══ Items ══

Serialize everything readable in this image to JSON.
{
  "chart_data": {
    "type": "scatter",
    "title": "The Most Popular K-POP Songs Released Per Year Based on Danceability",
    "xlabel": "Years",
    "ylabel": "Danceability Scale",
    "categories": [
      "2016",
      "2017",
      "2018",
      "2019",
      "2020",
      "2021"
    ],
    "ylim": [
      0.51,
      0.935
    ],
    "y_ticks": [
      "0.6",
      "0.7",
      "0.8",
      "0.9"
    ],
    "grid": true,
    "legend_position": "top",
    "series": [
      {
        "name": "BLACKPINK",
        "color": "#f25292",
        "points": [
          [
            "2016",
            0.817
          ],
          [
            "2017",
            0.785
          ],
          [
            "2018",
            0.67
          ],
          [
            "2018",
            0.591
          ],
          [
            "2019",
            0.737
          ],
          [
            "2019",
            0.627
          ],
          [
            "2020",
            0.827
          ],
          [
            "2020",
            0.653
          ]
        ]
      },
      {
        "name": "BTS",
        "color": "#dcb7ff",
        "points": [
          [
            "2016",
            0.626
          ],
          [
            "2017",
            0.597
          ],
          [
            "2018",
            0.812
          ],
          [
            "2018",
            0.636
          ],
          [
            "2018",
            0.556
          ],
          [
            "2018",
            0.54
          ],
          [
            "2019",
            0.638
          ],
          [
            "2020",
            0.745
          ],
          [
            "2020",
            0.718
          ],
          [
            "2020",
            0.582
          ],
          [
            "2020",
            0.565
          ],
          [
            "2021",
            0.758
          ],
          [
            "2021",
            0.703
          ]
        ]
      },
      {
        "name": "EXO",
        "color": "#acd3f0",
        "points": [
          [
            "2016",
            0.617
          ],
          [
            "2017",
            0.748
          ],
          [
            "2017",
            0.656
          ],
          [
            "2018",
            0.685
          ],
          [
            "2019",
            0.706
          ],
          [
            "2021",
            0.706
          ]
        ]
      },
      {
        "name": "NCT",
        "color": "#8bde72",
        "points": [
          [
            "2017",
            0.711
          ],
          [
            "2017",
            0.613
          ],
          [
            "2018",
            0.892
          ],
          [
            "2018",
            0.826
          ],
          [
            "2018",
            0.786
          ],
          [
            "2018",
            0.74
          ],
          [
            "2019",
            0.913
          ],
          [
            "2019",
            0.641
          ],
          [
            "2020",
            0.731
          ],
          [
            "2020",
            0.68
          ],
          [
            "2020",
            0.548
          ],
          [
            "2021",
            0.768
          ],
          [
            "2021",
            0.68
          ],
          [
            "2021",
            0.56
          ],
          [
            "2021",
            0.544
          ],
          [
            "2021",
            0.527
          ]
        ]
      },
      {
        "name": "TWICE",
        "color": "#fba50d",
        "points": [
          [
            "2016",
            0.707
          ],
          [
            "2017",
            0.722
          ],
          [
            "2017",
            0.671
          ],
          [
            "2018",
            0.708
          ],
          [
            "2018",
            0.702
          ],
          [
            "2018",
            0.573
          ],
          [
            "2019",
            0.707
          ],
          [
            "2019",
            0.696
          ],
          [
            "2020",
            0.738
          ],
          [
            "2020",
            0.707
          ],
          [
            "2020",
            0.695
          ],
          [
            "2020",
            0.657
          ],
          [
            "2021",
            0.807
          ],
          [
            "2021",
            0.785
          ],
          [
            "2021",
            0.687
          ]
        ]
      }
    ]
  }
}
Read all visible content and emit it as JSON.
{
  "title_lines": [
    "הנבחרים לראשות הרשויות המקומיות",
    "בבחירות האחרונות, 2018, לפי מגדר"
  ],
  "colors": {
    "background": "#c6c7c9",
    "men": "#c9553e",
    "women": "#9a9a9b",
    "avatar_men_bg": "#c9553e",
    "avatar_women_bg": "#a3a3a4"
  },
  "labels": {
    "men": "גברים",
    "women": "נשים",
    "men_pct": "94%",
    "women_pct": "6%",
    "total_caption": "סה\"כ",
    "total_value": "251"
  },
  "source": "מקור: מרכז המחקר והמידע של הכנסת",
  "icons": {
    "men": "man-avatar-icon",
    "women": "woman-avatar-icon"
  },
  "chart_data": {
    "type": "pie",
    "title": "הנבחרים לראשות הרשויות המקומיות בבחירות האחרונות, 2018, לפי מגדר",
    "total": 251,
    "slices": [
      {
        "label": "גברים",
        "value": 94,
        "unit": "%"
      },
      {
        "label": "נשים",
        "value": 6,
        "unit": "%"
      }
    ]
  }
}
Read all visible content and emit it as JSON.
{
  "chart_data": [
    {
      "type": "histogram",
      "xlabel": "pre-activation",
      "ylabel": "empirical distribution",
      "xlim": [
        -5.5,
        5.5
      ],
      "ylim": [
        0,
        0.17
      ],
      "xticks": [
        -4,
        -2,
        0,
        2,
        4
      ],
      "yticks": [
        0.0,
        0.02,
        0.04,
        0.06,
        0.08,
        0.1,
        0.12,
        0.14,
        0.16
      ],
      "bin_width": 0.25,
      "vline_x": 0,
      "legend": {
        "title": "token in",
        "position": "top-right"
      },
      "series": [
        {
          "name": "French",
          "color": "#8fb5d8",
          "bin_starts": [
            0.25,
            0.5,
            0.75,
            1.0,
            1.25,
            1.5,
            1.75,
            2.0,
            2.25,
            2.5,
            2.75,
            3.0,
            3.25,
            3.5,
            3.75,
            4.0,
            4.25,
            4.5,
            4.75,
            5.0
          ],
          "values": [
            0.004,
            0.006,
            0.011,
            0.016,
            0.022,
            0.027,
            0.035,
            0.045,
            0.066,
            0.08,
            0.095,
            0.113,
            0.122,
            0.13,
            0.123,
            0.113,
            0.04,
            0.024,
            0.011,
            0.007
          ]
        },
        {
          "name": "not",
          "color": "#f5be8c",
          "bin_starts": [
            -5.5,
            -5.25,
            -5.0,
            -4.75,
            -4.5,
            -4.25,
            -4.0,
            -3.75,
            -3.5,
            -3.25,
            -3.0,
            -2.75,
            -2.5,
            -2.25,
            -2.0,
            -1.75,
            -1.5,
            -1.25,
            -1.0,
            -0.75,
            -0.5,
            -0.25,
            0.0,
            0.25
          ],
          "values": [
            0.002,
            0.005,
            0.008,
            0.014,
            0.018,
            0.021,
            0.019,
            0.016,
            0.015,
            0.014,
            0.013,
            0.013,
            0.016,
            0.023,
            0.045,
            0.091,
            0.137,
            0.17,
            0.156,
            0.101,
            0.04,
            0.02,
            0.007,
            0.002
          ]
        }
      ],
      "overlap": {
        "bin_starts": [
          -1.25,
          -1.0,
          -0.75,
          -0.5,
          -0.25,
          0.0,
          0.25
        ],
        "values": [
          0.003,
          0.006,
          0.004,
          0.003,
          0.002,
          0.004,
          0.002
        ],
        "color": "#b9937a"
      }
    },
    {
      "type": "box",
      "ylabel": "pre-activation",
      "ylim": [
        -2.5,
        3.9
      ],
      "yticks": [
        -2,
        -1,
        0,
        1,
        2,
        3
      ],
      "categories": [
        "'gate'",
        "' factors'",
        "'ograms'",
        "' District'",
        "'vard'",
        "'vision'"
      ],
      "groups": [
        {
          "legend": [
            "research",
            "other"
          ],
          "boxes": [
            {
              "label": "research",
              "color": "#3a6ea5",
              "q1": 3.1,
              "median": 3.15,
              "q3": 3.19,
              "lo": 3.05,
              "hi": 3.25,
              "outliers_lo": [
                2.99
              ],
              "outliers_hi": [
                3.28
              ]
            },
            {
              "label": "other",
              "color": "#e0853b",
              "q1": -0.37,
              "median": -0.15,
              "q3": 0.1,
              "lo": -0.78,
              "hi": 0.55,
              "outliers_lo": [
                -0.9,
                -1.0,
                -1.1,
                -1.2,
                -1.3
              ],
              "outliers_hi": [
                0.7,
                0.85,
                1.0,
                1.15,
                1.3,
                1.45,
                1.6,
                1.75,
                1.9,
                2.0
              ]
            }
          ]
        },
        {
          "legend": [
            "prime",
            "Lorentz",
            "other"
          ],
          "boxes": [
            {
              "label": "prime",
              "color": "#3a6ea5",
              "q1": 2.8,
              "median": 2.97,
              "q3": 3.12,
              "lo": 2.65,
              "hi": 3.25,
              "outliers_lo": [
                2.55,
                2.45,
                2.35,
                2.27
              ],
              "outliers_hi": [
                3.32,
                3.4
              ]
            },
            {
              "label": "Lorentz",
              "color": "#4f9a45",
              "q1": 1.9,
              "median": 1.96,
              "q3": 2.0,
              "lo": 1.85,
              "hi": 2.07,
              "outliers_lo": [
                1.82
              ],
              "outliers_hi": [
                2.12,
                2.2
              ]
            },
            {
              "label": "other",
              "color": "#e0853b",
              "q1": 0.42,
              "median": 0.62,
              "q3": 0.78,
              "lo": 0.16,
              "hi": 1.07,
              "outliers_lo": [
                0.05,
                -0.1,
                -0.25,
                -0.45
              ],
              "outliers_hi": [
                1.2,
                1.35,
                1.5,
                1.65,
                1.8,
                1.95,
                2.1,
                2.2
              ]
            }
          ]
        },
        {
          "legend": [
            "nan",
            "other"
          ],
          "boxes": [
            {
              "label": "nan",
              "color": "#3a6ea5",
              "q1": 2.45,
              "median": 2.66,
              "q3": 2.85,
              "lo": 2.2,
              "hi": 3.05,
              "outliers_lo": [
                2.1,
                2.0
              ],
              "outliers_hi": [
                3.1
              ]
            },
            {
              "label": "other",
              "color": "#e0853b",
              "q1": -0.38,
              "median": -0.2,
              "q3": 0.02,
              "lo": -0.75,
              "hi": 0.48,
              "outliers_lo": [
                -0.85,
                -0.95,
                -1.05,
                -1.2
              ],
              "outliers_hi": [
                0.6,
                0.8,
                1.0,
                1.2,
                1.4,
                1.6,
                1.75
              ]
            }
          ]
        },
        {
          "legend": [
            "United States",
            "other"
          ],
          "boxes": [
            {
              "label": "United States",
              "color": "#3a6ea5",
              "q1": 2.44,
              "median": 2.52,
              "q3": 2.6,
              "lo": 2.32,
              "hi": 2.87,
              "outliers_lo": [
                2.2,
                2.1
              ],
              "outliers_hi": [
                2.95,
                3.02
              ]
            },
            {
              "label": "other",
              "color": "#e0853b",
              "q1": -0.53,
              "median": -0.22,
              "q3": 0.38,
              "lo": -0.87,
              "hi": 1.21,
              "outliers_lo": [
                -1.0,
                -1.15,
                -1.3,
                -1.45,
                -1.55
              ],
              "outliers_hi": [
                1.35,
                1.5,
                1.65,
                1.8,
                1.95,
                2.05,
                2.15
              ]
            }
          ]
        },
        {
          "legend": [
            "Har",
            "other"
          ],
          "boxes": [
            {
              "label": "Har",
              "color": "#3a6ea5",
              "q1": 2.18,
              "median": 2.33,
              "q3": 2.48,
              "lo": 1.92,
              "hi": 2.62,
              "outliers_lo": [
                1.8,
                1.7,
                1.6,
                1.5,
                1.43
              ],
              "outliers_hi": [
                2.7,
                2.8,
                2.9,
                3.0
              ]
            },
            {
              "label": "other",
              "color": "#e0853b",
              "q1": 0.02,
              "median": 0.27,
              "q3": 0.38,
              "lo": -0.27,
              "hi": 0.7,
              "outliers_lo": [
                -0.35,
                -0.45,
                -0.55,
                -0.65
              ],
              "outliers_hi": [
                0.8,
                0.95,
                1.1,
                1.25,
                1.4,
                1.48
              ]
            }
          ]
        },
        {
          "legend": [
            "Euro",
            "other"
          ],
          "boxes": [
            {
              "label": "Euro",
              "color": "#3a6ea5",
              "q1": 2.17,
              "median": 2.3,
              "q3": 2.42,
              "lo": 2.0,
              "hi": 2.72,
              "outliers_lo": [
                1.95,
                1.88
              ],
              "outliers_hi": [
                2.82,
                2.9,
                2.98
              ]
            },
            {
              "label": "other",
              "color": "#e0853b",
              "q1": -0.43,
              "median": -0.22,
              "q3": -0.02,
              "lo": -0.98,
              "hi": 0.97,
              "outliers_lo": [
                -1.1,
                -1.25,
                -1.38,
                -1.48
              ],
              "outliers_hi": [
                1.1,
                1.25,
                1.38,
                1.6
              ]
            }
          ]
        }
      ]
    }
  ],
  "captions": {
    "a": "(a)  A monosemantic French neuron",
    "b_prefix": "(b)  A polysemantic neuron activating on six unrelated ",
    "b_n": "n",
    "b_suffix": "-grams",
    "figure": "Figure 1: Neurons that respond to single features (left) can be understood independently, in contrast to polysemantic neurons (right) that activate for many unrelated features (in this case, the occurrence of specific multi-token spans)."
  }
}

═══

Show every line above in which the word "הרשויות" occurs.

    "הנבחרים לראשות הרשויות המקומיות",
    "title": "הנבחרים לראשות הרשויות המקומיות בבחירות האחרונות, 2018, לפי מגדר",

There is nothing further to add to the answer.